*What is asked*
Extract every record, keeping each one exactly as it is.
-- BEGIN --
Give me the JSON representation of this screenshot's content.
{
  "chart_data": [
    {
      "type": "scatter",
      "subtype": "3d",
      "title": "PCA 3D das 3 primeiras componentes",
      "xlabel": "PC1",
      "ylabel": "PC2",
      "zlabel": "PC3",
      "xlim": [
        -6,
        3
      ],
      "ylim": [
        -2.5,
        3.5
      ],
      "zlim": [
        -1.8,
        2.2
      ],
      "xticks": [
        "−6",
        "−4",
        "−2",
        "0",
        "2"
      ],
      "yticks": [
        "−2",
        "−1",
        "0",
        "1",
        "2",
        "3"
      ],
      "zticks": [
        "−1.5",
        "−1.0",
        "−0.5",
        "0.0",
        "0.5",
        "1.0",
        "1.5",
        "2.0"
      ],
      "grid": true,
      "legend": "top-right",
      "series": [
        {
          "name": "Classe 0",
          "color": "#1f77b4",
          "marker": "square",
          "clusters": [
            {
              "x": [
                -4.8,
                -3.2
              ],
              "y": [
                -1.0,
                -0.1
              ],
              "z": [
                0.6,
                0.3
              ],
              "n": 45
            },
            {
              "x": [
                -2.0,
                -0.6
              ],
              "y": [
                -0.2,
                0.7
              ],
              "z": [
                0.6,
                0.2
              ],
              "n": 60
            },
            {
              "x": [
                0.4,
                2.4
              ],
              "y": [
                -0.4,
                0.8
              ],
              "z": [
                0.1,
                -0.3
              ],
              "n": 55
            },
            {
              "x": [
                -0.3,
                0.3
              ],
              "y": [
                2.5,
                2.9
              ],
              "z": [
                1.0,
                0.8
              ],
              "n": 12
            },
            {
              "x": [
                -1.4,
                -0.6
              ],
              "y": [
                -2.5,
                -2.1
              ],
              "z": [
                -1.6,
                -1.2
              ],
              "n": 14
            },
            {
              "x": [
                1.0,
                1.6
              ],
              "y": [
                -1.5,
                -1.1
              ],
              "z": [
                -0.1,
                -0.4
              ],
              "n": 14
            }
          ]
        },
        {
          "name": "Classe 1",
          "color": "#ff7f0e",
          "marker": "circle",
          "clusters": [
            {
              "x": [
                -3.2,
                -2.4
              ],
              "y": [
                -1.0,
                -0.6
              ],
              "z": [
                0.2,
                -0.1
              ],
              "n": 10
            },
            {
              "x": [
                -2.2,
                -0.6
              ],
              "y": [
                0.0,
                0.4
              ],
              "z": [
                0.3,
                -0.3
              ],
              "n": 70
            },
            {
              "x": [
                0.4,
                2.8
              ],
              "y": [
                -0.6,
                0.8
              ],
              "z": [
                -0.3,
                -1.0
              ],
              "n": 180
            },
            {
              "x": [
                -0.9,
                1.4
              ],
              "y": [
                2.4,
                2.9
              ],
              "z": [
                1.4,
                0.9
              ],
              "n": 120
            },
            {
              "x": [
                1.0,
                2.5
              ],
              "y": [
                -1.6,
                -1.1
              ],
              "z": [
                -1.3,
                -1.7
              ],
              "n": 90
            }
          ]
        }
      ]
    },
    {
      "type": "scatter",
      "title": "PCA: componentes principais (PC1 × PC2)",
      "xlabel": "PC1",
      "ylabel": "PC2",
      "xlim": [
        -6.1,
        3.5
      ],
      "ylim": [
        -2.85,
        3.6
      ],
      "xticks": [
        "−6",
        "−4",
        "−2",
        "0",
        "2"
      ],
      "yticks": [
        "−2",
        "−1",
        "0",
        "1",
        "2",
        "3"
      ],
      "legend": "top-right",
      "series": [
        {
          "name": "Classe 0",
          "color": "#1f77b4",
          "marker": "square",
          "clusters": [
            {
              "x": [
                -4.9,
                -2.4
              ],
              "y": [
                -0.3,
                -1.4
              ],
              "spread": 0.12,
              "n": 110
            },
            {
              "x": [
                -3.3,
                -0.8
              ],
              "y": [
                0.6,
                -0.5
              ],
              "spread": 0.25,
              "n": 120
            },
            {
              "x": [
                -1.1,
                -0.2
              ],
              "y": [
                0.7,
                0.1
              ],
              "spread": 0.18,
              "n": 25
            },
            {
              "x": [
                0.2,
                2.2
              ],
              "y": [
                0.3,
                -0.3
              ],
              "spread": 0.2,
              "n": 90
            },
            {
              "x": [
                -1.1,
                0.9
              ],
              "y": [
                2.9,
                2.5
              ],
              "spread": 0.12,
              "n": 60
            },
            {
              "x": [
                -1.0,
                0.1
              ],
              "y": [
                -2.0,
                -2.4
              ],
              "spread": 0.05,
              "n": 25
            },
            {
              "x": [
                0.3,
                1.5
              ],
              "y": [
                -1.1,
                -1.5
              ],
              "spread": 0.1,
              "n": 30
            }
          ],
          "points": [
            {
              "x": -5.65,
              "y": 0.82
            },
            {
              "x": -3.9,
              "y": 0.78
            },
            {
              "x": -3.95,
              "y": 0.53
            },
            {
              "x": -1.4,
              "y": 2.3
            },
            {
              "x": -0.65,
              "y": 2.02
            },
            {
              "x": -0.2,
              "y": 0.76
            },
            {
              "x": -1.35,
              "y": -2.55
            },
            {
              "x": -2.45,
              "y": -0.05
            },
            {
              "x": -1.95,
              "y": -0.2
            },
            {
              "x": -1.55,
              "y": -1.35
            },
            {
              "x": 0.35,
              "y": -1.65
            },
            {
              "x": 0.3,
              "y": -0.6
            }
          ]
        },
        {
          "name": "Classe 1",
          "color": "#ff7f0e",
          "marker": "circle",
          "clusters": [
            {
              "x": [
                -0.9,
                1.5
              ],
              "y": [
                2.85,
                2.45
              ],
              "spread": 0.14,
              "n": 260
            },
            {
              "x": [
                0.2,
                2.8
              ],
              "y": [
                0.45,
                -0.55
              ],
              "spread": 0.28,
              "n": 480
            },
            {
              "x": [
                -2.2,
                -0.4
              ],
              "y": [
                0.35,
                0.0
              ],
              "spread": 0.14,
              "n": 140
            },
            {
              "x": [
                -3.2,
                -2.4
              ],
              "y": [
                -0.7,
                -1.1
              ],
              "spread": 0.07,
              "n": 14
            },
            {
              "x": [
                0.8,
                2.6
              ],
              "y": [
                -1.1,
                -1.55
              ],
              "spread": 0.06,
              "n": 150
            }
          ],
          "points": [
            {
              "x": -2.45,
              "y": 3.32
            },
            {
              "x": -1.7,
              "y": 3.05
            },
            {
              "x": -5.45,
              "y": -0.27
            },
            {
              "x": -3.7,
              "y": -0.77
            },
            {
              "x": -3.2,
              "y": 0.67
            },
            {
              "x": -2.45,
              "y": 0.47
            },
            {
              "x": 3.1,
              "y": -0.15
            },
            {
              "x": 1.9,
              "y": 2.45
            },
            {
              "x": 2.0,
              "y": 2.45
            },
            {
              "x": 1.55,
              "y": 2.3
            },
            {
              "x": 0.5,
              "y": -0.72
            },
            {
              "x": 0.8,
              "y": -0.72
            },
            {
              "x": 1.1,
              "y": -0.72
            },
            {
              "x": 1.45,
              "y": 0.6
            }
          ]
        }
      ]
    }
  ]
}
-- END --
*Task result*
Give me the JSON representation of this screenshot's content.
{
  "chart_data": [
    {
      "type": "scatter",
      "subtype": "3d",
      "title": "PCA 3D das 3 primeiras componentes",
      "xlabel": "PC1",
      "ylabel": "PC2",
      "zlabel": "PC3",
      "xlim": [
        -6,
        3
      ],
      "ylim": [
        -2.5,
        3.5
      ],
      "zlim": [
        -1.8,
        2.2
      ],
      "xticks": [
        "−6",
        "−4",
        "−2",
        "0",
        "2"
      ],
      "yticks": [
        "−2",
        "−1",
        "0",
        "1",
        "2",
        "3"
      ],
      "zticks": [
        "−1.5",
        "−1.0",
        "−0.5",
        "0.0",
        "0.5",
        "1.0",
        "1.5",
        "2.0"
      ],
      "grid": true,
      "legend": "top-right",
      "series": [
        {
          "name": "Classe 0",
          "color": "#1f77b4",
          "marker": "square",
          "clusters": [
            {
              "x": [
                -4.8,
                -3.2
              ],
              "y": [
                -1.0,
                -0.1
              ],
              "z": [
                0.6,
                0.3
              ],
              "n": 45
            },
            {
              "x": [
                -2.0,
                -0.6
              ],
              "y": [
                -0.2,
                0.7
              ],
              "z": [
                0.6,
                0.2
              ],
              "n": 60
            },
            {
              "x": [
                0.4,
                2.4
              ],
              "y": [
                -0.4,
                0.8
              ],
              "z": [
                0.1,
                -0.3
              ],
              "n": 55
            },
            {
              "x": [
                -0.3,
                0.3
              ],
              "y": [
                2.5,
                2.9
              ],
              "z": [
                1.0,
                0.8
              ],
              "n": 12
            },
            {
              "x": [
                -1.4,
                -0.6
              ],
              "y": [
                -2.5,
                -2.1
              ],
              "z": [
                -1.6,
                -1.2
              ],
              "n": 14
            },
            {
              "x": [
                1.0,
                1.6
              ],
              "y": [
                -1.5,
                -1.1
              ],
              "z": [
                -0.1,
                -0.4
              ],
              "n": 14
            }
          ]
        },
        {
          "name": "Classe 1",
          "color": "#ff7f0e",
          "marker": "circle",
          "clusters": [
            {
              "x": [
                -3.2,
                -2.4
              ],
              "y": [
                -1.0,
                -0.6
              ],
              "z": [
                0.2,
                -0.1
              ],
              "n": 10
            },
            {
              "x": [
                -2.2,
                -0.6
              ],
              "y": [
                0.0,
                0.4
              ],
              "z": [
                0.3,
                -0.3
              ],
              "n": 70
            },
            {
              "x": [
                0.4,
                2.8
              ],
              "y": [
                -0.6,
                0.8
              ],
              "z": [
                -0.3,
                -1.0
              ],
              "n": 180
            },
            {
              "x": [
                -0.9,
                1.4
              ],
              "y": [
                2.4,
                2.9
              ],
              "z": [
                1.4,
                0.9
              ],
              "n": 120
            },
            {
              "x": [
                1.0,
                2.5
              ],
              "y": [
                -1.6,
                -1.1
              ],
              "z": [
                -1.3,
                -1.7
              ],
              "n": 90
            }
          ]
        }
      ]
    },
    {
      "type": "scatter",
      "title": "PCA: componentes principais (PC1 × PC2)",
      "xlabel": "PC1",
      "ylabel": "PC2",
      "xlim": [
        -6.1,
        3.5
      ],
      "ylim": [
        -2.85,
        3.6
      ],
      "xticks": [
        "−6",
        "−4",
        "−2",
        "0",
        "2"
      ],
      "yticks": [
        "−2",
        "−1",
        "0",
        "1",
        "2",
        "3"
      ],
      "legend": "top-right",
      "series": [
        {
          "name": "Classe 0",
          "color": "#1f77b4",
          "marker": "square",
          "clusters": [
            {
              "x": [
                -4.9,
                -2.4
              ],
              "y": [
                -0.3,
                -1.4
              ],
              "spread": 0.12,
              "n": 110
            },
            {
              "x": [
                -3.3,
                -0.8
              ],
              "y": [
                0.6,
                -0.5
              ],
              "spread": 0.25,
              "n": 120
            },
            {
              "x": [
                -1.1,
                -0.2
              ],
              "y": [
                0.7,
                0.1
              ],
              "spread": 0.18,
              "n": 25
            },
            {
              "x": [
                0.2,
                2.2
              ],
              "y": [
                0.3,
                -0.3
              ],
              "spread": 0.2,
              "n": 90
            },
            {
              "x": [
                -1.1,
                0.9
              ],
              "y": [
                2.9,
                2.5
              ],
              "spread": 0.12,
              "n": 60
            },
            {
              "x": [
                -1.0,
                0.1
              ],
              "y": [
                -2.0,
                -2.4
              ],
              "spread": 0.05,
              "n": 25
            },
            {
              "x": [
                0.3,
                1.5
              ],
              "y": [
                -1.1,
                -1.5
              ],
              "spread": 0.1,
              "n": 30
            }
          ],
          "points": [
            {
              "x": -5.65,
              "y": 0.82
            },
            {
              "x": -3.9,
              "y": 0.78
            },
            {
              "x": -3.95,
              "y": 0.53
            },
            {
              "x": -1.4,
              "y": 2.3
            },
            {
              "x": -0.65,
              "y": 2.02
            },
            {
              "x": -0.2,
              "y": 0.76
            },
            {
              "x": -1.35,
              "y": -2.55
            },
            {
              "x": -2.45,
              "y": -0.05
            },
            {
              "x": -1.95,
              "y": -0.2
            },
            {
              "x": -1.55,
              "y": -1.35
            },
            {
              "x": 0.35,
              "y": -1.65
            },
            {
              "x": 0.3,
              "y": -0.6
            }
          ]
        },
        {
          "name": "Classe 1",
          "color": "#ff7f0e",
          "marker": "circle",
          "clusters": [
            {
              "x": [
                -0.9,
                1.5
              ],
              "y": [
                2.85,
                2.45
              ],
              "spread": 0.14,
              "n": 260
            },
            {
              "x": [
                0.2,
                2.8
              ],
              "y": [
                0.45,
                -0.55
              ],
              "spread": 0.28,
              "n": 480
            },
            {
              "x": [
                -2.2,
                -0.4
              ],
              "y": [
                0.35,
                0.0
              ],
              "spread": 0.14,
              "n": 140
            },
            {
              "x": [
                -3.2,
                -2.4
              ],
              "y": [
                -0.7,
                -1.1
              ],
              "spread": 0.07,
              "n": 14
            },
            {
              "x": [
                0.8,
                2.6
              ],
              "y": [
                -1.1,
                -1.55
              ],
              "spread": 0.06,
              "n": 150
            }
          ],
          "points": [
            {
              "x": -2.45,
              "y": 3.32
            },
            {
              "x": -1.7,
              "y": 3.05
            },
            {
              "x": -5.45,
              "y": -0.27
            },
            {
              "x": -3.7,
              "y": -0.77
            },
            {
              "x": -3.2,
              "y": 0.67
            },
            {
              "x": -2.45,
              "y": 0.47
            },
            {
              "x": 3.1,
              "y": -0.15
            },
            {
              "x": 1.9,
              "y": 2.45
            },
            {
              "x": 2.0,
              "y": 2.45
            },
            {
              "x": 1.55,
              "y": 2.3
            },
            {
              "x": 0.5,
              "y": -0.72
            },
            {
              "x": 0.8,
              "y": -0.72
            },
            {
              "x": 1.1,
              "y": -0.72
            },
            {
              "x": 1.45,
              "y": 0.6
            }
          ]
        }
      ]
    }
  ]
}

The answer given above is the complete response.